▶ [WORK TO DO] Every line with the word "text" in it should be extracted from the data that follows.

▶ [Stored data]

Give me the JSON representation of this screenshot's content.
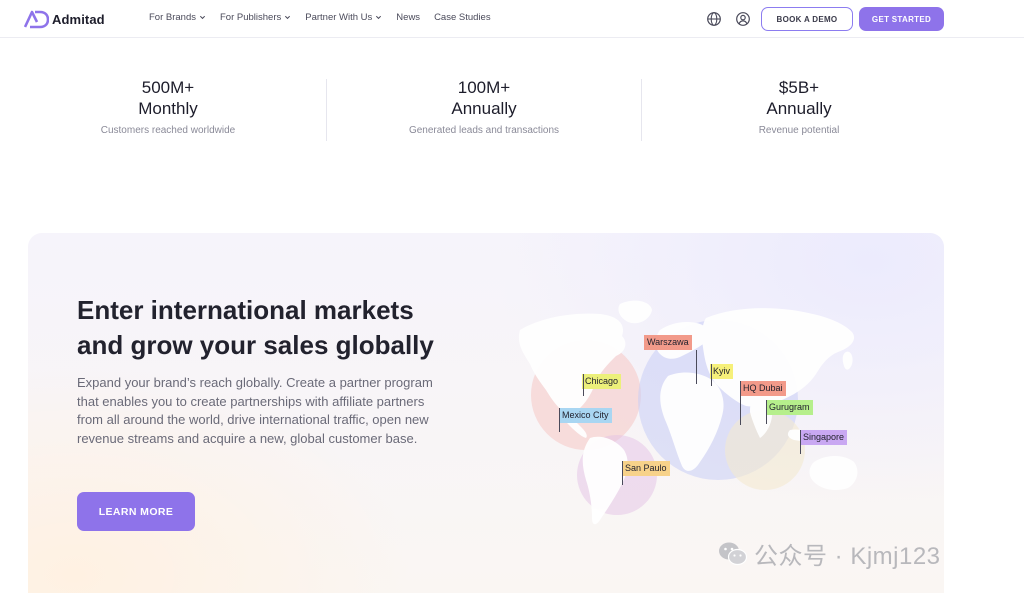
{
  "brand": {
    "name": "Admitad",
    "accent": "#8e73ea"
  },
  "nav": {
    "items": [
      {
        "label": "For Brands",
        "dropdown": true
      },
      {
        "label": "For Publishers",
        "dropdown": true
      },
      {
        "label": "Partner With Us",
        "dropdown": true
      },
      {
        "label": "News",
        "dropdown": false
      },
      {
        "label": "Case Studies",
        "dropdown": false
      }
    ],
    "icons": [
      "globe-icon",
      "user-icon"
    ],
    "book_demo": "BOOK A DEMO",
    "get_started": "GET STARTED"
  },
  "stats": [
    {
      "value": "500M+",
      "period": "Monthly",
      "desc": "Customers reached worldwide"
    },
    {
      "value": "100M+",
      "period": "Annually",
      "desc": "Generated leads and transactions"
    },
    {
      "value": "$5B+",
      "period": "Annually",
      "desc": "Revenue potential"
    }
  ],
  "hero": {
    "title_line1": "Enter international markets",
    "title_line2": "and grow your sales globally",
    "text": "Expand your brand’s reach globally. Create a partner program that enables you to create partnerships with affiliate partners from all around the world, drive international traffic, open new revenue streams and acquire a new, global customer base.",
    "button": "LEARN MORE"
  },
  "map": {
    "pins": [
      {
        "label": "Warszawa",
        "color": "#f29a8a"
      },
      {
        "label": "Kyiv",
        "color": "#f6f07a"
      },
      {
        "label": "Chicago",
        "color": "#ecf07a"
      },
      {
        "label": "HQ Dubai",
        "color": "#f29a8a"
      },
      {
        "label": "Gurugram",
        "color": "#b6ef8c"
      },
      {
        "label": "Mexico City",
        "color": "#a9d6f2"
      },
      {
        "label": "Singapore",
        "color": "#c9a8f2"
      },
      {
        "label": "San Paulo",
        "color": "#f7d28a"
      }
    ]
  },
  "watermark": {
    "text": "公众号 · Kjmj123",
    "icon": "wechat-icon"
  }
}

▶ [RESULT]
    "text": "Expand your brand’s reach globally. Create a partner program that enables you to create partnerships with affiliate partners from all around the world, drive international traffic, open new revenue streams and acquire a new, global customer base.",
    "text": "公众号 · Kjmj123",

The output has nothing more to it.